• **Work to do**: Every line below must be reproduced exactly. Copy them all.

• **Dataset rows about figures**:
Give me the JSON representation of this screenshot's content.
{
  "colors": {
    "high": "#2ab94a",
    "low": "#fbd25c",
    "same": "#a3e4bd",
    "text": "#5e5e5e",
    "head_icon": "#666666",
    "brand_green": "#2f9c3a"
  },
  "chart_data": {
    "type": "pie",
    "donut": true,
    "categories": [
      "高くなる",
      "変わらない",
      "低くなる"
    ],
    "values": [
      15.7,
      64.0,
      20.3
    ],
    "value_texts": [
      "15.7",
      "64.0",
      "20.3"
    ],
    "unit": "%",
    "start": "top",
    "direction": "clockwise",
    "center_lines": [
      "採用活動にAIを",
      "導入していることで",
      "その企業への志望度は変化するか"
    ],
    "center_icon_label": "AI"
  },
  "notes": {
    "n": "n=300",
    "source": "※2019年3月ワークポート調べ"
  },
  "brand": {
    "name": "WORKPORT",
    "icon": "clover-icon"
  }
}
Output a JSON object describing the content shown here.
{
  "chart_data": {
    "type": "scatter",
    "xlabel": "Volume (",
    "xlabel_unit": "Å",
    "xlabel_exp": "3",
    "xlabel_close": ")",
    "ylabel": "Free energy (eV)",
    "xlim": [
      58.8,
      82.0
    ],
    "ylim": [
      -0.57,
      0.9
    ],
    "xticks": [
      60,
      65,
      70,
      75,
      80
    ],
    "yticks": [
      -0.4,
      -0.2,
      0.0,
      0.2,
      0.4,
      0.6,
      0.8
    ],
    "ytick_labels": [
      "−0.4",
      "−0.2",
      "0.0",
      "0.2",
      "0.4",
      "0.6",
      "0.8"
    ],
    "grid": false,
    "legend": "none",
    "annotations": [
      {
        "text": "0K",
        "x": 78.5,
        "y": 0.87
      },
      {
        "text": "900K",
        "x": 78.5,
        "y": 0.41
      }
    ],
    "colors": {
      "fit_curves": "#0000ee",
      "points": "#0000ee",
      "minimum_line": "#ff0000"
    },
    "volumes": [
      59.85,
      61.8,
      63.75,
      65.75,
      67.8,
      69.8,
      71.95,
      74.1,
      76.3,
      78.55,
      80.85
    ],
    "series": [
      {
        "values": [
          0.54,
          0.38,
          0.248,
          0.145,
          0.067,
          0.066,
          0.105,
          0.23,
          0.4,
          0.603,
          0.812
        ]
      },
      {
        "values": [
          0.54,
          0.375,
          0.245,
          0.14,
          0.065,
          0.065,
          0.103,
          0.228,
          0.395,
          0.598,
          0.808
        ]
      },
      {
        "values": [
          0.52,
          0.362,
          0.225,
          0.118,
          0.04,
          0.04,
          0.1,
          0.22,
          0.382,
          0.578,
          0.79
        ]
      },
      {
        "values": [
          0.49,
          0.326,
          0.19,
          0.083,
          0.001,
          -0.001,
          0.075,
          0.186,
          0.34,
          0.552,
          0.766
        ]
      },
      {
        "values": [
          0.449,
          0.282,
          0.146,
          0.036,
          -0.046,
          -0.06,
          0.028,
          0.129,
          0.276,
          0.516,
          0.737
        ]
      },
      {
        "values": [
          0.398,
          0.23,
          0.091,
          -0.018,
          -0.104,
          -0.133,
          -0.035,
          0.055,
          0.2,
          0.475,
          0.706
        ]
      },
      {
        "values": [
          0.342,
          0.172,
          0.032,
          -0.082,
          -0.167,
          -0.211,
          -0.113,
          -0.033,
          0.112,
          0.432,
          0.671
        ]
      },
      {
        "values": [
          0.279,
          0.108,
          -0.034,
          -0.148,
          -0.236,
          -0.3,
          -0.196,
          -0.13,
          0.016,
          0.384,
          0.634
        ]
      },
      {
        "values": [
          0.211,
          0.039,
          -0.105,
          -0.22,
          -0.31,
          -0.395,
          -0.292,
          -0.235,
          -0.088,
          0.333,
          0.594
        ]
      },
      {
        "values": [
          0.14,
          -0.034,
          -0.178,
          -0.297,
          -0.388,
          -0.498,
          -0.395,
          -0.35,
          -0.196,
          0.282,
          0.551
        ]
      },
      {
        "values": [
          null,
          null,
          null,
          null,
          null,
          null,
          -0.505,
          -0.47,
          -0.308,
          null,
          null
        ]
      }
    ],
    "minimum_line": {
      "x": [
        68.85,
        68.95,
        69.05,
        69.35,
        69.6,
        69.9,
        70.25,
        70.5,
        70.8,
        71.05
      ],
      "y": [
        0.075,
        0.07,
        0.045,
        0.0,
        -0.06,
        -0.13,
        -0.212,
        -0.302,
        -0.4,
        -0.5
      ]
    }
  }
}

• **Answer in full**:
Give me the JSON representation of this screenshot's content.
{
  "colors": {
    "high": "#2ab94a",
    "low": "#fbd25c",
    "same": "#a3e4bd",
    "text": "#5e5e5e",
    "head_icon": "#666666",
    "brand_green": "#2f9c3a"
  },
  "chart_data": {
    "type": "pie",
    "donut": true,
    "categories": [
      "高くなる",
      "変わらない",
      "低くなる"
    ],
    "values": [
      15.7,
      64.0,
      20.3
    ],
    "value_texts": [
      "15.7",
      "64.0",
      "20.3"
    ],
    "unit": "%",
    "start": "top",
    "direction": "clockwise",
    "center_lines": [
      "採用活動にAIを",
      "導入していることで",
      "その企業への志望度は変化するか"
    ],
    "center_icon_label": "AI"
  },
  "notes": {
    "n": "n=300",
    "source": "※2019年3月ワークポート調べ"
  },
  "brand": {
    "name": "WORKPORT",
    "icon": "clover-icon"
  }
}
Output a JSON object describing the content shown here.
{
  "chart_data": {
    "type": "scatter",
    "xlabel": "Volume (",
    "xlabel_unit": "Å",
    "xlabel_exp": "3",
    "xlabel_close": ")",
    "ylabel": "Free energy (eV)",
    "xlim": [
      58.8,
      82.0
    ],
    "ylim": [
      -0.57,
      0.9
    ],
    "xticks": [
      60,
      65,
      70,
      75,
      80
    ],
    "yticks": [
      -0.4,
      -0.2,
      0.0,
      0.2,
      0.4,
      0.6,
      0.8
    ],
    "ytick_labels": [
      "−0.4",
      "−0.2",
      "0.0",
      "0.2",
      "0.4",
      "0.6",
      "0.8"
    ],
    "grid": false,
    "legend": "none",
    "annotations": [
      {
        "text": "0K",
        "x": 78.5,
        "y": 0.87
      },
      {
        "text": "900K",
        "x": 78.5,
        "y": 0.41
      }
    ],
    "colors": {
      "fit_curves": "#0000ee",
      "points": "#0000ee",
      "minimum_line": "#ff0000"
    },
    "volumes": [
      59.85,
      61.8,
      63.75,
      65.75,
      67.8,
      69.8,
      71.95,
      74.1,
      76.3,
      78.55,
      80.85
    ],
    "series": [
      {
        "values": [
          0.54,
          0.38,
          0.248,
          0.145,
          0.067,
          0.066,
          0.105,
          0.23,
          0.4,
          0.603,
          0.812
        ]
      },
      {
        "values": [
          0.54,
          0.375,
          0.245,
          0.14,
          0.065,
          0.065,
          0.103,
          0.228,
          0.395,
          0.598,
          0.808
        ]
      },
      {
        "values": [
          0.52,
          0.362,
          0.225,
          0.118,
          0.04,
          0.04,
          0.1,
          0.22,
          0.382,
          0.578,
          0.79
        ]
      },
      {
        "values": [
          0.49,
          0.326,
          0.19,
          0.083,
          0.001,
          -0.001,
          0.075,
          0.186,
          0.34,
          0.552,
          0.766
        ]
      },
      {
        "values": [
          0.449,
          0.282,
          0.146,
          0.036,
          -0.046,
          -0.06,
          0.028,
          0.129,
          0.276,
          0.516,
          0.737
        ]
      },
      {
        "values": [
          0.398,
          0.23,
          0.091,
          -0.018,
          -0.104,
          -0.133,
          -0.035,
          0.055,
          0.2,
          0.475,
          0.706
        ]
      },
      {
        "values": [
          0.342,
          0.172,
          0.032,
          -0.082,
          -0.167,
          -0.211,
          -0.113,
          -0.033,
          0.112,
          0.432,
          0.671
        ]
      },
      {
        "values": [
          0.279,
          0.108,
          -0.034,
          -0.148,
          -0.236,
          -0.3,
          -0.196,
          -0.13,
          0.016,
          0.384,
          0.634
        ]
      },
      {
        "values": [
          0.211,
          0.039,
          -0.105,
          -0.22,
          -0.31,
          -0.395,
          -0.292,
          -0.235,
          -0.088,
          0.333,
          0.594
        ]
      },
      {
        "values": [
          0.14,
          -0.034,
          -0.178,
          -0.297,
          -0.388,
          -0.498,
          -0.395,
          -0.35,
          -0.196,
          0.282,
          0.551
        ]
      },
      {
        "values": [
          null,
          null,
          null,
          null,
          null,
          null,
          -0.505,
          -0.47,
          -0.308,
          null,
          null
        ]
      }
    ],
    "minimum_line": {
      "x": [
        68.85,
        68.95,
        69.05,
        69.35,
        69.6,
        69.9,
        70.25,
        70.5,
        70.8,
        71.05
      ],
      "y": [
        0.075,
        0.07,
        0.045,
        0.0,
        -0.06,
        -0.13,
        -0.212,
        -0.302,
        -0.4,
        -0.5
      ]
    }
  }
}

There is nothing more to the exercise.